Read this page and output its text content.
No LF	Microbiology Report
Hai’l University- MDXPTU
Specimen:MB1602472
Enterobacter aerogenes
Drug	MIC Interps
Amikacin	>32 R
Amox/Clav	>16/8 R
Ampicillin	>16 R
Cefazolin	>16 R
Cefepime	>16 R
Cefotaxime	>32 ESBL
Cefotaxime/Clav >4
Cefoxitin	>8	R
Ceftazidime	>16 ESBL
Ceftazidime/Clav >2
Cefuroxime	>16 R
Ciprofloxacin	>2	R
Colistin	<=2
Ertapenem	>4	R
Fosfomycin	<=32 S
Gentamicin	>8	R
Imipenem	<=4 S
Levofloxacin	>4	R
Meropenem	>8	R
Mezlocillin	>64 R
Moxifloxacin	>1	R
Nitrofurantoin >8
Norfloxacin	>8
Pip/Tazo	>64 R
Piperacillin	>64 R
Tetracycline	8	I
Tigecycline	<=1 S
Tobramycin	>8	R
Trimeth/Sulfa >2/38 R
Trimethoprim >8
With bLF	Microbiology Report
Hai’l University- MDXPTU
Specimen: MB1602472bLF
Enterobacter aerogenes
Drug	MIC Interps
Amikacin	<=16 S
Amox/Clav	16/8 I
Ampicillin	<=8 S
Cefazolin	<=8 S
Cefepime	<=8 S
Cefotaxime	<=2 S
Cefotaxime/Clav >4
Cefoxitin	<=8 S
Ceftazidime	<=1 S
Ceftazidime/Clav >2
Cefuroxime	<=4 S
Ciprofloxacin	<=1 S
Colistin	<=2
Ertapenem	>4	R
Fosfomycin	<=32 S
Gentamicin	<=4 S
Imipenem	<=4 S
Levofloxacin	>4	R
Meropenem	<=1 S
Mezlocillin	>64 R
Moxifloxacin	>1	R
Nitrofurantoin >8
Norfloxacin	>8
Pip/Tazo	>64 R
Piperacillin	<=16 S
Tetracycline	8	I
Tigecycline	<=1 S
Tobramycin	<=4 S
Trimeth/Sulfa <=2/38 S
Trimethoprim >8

——————————

* BRIEF *
All the material above is to be retyped exactly as it appears.

* RESULT *
Read this page and output its text content.
No LF	Microbiology Report
Hai’l University- MDXPTU
Specimen:MB1602472
Enterobacter aerogenes
Drug	MIC Interps
Amikacin	>32 R
Amox/Clav	>16/8 R
Ampicillin	>16 R
Cefazolin	>16 R
Cefepime	>16 R
Cefotaxime	>32 ESBL
Cefotaxime/Clav >4
Cefoxitin	>8	R
Ceftazidime	>16 ESBL
Ceftazidime/Clav >2
Cefuroxime	>16 R
Ciprofloxacin	>2	R
Colistin	<=2
Ertapenem	>4	R
Fosfomycin	<=32 S
Gentamicin	>8	R
Imipenem	<=4 S
Levofloxacin	>4	R
Meropenem	>8	R
Mezlocillin	>64 R
Moxifloxacin	>1	R
Nitrofurantoin >8
Norfloxacin	>8
Pip/Tazo	>64 R
Piperacillin	>64 R
Tetracycline	8	I
Tigecycline	<=1 S
Tobramycin	>8	R
Trimeth/Sulfa >2/38 R
Trimethoprim >8
With bLF	Microbiology Report
Hai’l University- MDXPTU
Specimen: MB1602472bLF
Enterobacter aerogenes
Drug	MIC Interps
Amikacin	<=16 S
Amox/Clav	16/8 I
Ampicillin	<=8 S
Cefazolin	<=8 S
Cefepime	<=8 S
Cefotaxime	<=2 S
Cefotaxime/Clav >4
Cefoxitin	<=8 S
Ceftazidime	<=1 S
Ceftazidime/Clav >2
Cefuroxime	<=4 S
Ciprofloxacin	<=1 S
Colistin	<=2
Ertapenem	>4	R
Fosfomycin	<=32 S
Gentamicin	<=4 S
Imipenem	<=4 S
Levofloxacin	>4	R
Meropenem	<=1 S
Mezlocillin	>64 R
Moxifloxacin	>1	R
Nitrofurantoin >8
Norfloxacin	>8
Pip/Tazo	>64 R
Piperacillin	<=16 S
Tetracycline	8	I
Tigecycline	<=1 S
Tobramycin	<=4 S
Trimeth/Sulfa <=2/38 S
Trimethoprim >8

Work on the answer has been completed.